--- start of DATA RECORDS ---
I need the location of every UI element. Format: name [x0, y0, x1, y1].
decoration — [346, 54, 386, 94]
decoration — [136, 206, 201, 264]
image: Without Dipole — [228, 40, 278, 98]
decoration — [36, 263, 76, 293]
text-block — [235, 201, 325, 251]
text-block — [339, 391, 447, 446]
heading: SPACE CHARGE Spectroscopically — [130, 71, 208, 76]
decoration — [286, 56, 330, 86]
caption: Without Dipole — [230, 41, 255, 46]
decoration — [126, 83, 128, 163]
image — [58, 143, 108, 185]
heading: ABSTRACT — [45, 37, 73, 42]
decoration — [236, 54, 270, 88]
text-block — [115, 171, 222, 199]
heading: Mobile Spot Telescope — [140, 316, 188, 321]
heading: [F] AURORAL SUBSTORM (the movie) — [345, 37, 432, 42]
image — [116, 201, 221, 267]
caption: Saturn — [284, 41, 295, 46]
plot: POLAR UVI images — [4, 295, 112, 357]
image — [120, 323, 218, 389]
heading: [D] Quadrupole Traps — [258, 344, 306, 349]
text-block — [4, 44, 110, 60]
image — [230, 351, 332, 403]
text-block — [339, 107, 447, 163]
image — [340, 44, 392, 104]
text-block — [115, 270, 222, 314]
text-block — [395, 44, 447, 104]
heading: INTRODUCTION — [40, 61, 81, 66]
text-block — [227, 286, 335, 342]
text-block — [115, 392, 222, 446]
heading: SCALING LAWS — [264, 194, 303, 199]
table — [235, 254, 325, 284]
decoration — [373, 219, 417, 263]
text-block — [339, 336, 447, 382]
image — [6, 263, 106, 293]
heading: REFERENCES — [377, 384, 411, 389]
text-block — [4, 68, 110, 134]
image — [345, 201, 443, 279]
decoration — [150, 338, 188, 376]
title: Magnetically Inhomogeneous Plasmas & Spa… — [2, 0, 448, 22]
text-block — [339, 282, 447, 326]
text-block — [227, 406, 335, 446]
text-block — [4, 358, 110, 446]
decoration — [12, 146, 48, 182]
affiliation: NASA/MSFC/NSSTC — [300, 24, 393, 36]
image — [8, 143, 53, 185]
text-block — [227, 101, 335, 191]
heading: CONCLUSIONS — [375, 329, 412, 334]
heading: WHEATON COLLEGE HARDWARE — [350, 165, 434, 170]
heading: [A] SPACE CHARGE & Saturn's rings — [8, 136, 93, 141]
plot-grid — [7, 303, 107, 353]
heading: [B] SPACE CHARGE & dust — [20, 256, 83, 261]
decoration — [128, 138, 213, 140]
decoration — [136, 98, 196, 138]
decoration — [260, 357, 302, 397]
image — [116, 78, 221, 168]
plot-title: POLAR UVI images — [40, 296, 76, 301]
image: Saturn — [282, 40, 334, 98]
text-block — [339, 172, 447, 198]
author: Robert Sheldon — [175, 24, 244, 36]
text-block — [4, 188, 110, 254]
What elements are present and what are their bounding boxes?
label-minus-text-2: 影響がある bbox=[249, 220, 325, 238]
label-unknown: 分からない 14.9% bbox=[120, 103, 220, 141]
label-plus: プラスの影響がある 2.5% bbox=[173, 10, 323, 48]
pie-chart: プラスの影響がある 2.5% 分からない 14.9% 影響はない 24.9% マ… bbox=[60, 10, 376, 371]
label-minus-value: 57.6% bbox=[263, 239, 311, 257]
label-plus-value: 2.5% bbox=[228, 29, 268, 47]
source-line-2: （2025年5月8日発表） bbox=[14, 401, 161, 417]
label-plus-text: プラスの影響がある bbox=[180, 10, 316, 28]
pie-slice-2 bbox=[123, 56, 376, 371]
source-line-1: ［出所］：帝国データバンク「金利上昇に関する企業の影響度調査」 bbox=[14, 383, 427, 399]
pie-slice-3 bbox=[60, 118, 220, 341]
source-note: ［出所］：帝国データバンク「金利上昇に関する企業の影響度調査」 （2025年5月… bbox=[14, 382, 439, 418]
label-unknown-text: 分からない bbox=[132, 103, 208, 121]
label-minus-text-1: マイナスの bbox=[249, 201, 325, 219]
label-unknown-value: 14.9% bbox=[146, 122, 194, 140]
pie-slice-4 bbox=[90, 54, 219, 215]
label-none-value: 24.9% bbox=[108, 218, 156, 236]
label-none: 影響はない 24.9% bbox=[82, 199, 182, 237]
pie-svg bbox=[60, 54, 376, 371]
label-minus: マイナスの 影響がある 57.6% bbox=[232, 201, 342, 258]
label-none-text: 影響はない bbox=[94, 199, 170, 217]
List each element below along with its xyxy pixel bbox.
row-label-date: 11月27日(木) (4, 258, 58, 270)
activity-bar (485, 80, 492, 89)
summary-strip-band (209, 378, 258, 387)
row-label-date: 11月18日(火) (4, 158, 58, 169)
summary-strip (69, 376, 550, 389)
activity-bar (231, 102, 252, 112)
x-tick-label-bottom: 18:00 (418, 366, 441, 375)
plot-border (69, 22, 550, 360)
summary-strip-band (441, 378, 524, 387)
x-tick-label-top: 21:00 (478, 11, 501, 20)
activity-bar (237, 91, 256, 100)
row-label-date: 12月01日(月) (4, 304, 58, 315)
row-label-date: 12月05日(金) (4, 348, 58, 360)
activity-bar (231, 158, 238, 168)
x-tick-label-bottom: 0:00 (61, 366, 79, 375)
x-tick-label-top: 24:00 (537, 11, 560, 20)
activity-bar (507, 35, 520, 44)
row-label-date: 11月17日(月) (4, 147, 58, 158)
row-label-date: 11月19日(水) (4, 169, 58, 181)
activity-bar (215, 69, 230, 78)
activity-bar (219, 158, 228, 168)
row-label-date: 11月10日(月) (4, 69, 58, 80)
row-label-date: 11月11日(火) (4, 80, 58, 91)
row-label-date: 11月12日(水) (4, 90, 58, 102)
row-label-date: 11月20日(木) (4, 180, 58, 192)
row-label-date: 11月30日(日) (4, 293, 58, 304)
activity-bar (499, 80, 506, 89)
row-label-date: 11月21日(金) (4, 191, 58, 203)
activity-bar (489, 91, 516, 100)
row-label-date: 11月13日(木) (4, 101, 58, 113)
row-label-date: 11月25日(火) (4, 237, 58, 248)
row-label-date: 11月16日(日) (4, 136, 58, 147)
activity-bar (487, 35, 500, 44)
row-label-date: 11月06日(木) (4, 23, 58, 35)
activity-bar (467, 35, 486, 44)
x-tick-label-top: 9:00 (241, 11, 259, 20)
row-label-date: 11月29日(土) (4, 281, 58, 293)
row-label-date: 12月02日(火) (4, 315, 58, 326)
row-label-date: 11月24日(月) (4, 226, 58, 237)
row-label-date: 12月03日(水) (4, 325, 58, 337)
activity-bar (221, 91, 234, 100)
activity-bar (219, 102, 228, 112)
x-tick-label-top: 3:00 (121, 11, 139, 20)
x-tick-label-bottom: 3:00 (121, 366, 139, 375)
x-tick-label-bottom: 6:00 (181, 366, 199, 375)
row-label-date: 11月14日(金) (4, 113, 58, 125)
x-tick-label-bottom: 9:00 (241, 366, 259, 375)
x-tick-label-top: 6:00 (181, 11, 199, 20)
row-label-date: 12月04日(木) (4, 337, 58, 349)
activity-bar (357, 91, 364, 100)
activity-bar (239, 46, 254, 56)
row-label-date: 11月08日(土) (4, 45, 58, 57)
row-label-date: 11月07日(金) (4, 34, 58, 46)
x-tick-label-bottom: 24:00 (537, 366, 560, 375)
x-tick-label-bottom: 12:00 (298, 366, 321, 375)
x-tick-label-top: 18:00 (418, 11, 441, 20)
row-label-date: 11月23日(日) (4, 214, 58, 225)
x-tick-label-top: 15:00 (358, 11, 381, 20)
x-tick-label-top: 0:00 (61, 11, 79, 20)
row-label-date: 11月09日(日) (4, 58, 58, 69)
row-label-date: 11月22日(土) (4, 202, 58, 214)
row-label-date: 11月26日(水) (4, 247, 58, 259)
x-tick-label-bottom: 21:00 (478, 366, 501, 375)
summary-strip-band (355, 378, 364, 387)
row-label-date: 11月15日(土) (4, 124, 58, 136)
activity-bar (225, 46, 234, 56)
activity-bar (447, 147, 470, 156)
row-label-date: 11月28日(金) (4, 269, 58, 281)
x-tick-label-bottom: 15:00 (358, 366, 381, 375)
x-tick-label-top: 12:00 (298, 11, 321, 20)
--- end of DATA RECORDS ---
--- start of DATA RECORDS ---
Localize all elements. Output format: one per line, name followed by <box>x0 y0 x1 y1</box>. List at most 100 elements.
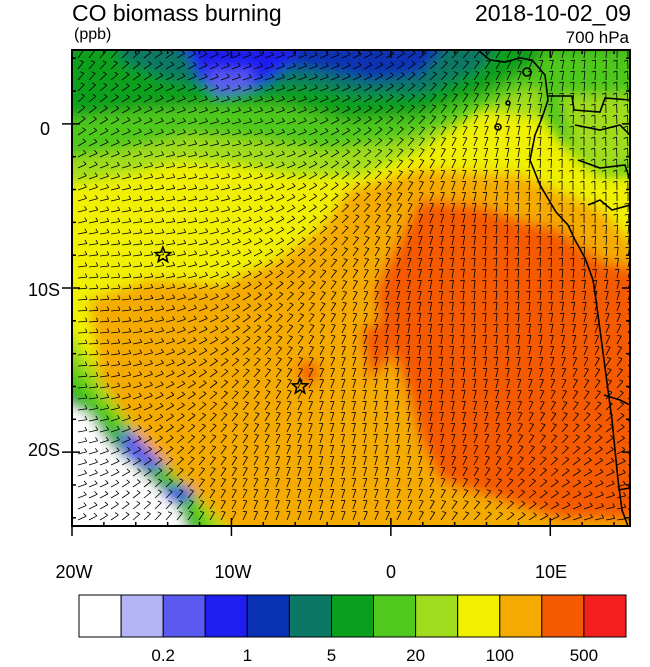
--- end of DATA RECORDS ---
▶ [INSTRUCTION]: Please repeat the entries starting with the line that contains "I need the location" and going on through the line that contains "text-block — [115, 171, 222, 199]".

▶ [WRITTEN SOLUTION]:
I need the location of every UI element. Format: name [x0, y0, x1, y1].
decoration — [346, 54, 386, 94]
decoration — [136, 206, 201, 264]
image: Without Dipole — [228, 40, 278, 98]
decoration — [36, 263, 76, 293]
text-block — [235, 201, 325, 251]
text-block — [339, 391, 447, 446]
heading: SPACE CHARGE Spectroscopically — [130, 71, 208, 76]
decoration — [286, 56, 330, 86]
caption: Without Dipole — [230, 41, 255, 46]
decoration — [126, 83, 128, 163]
image — [58, 143, 108, 185]
heading: ABSTRACT — [45, 37, 73, 42]
decoration — [236, 54, 270, 88]
text-block — [115, 171, 222, 199]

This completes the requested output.